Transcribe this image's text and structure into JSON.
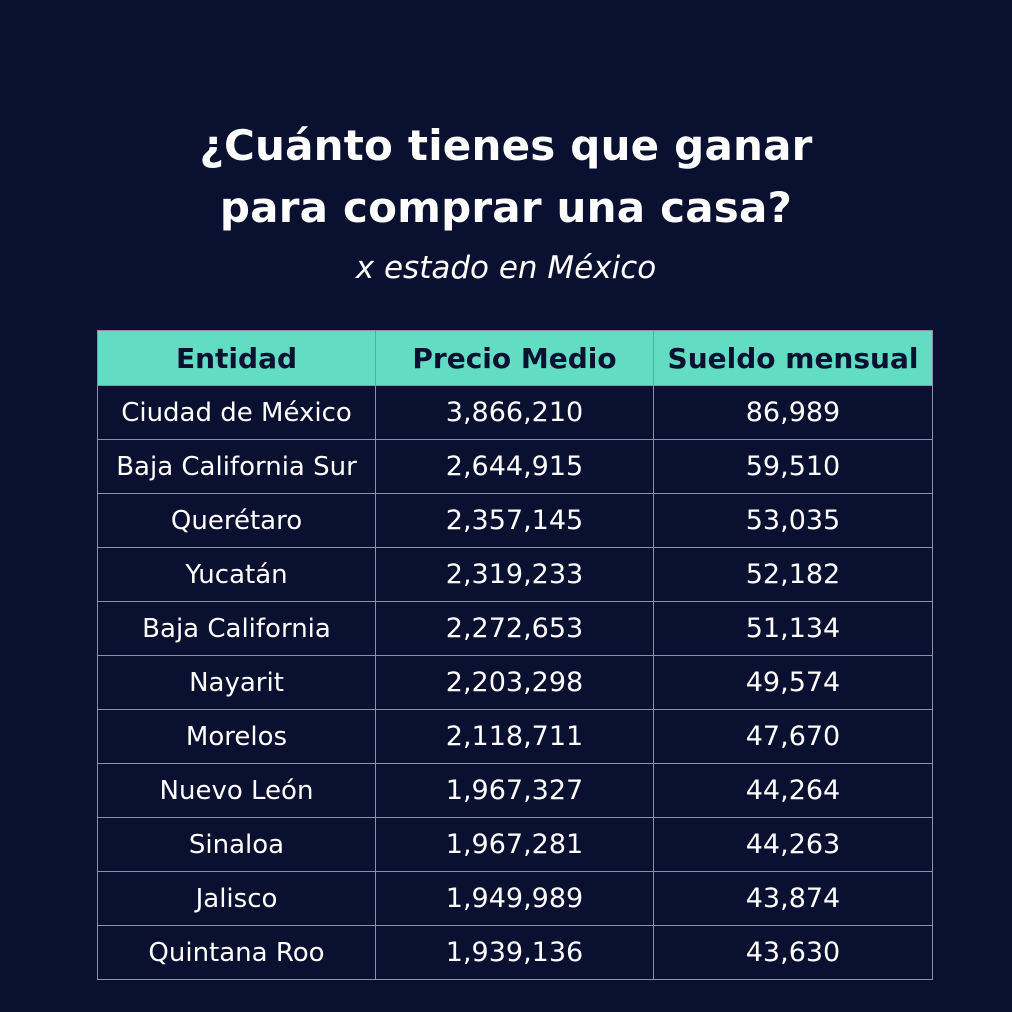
{
  "title_line1": "¿Cuánto tienes que ganar",
  "title_line2": "para comprar una casa?",
  "subtitle": "x estado en México",
  "colors": {
    "background": "#0a1030",
    "header_fill": "#62dcc2",
    "header_text": "#0a1030",
    "text": "#ffffff",
    "grid": "#8a90a8"
  },
  "chart_data": {
    "type": "table",
    "columns": [
      "Entidad",
      "Precio Medio",
      "Sueldo mensual"
    ],
    "rows": [
      [
        "Ciudad de México",
        "3,866,210",
        "86,989"
      ],
      [
        "Baja California Sur",
        "2,644,915",
        "59,510"
      ],
      [
        "Querétaro",
        "2,357,145",
        "53,035"
      ],
      [
        "Yucatán",
        "2,319,233",
        "52,182"
      ],
      [
        "Baja California",
        "2,272,653",
        "51,134"
      ],
      [
        "Nayarit",
        "2,203,298",
        "49,574"
      ],
      [
        "Morelos",
        "2,118,711",
        "47,670"
      ],
      [
        "Nuevo León",
        "1,967,327",
        "44,264"
      ],
      [
        "Sinaloa",
        "1,967,281",
        "44,263"
      ],
      [
        "Jalisco",
        "1,949,989",
        "43,874"
      ],
      [
        "Quintana Roo",
        "1,939,136",
        "43,630"
      ]
    ]
  }
}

* **Directions**:
Pull out each line holding the string "Baja".

* **Response to the task**:
        "Baja California Sur",
        "Baja California",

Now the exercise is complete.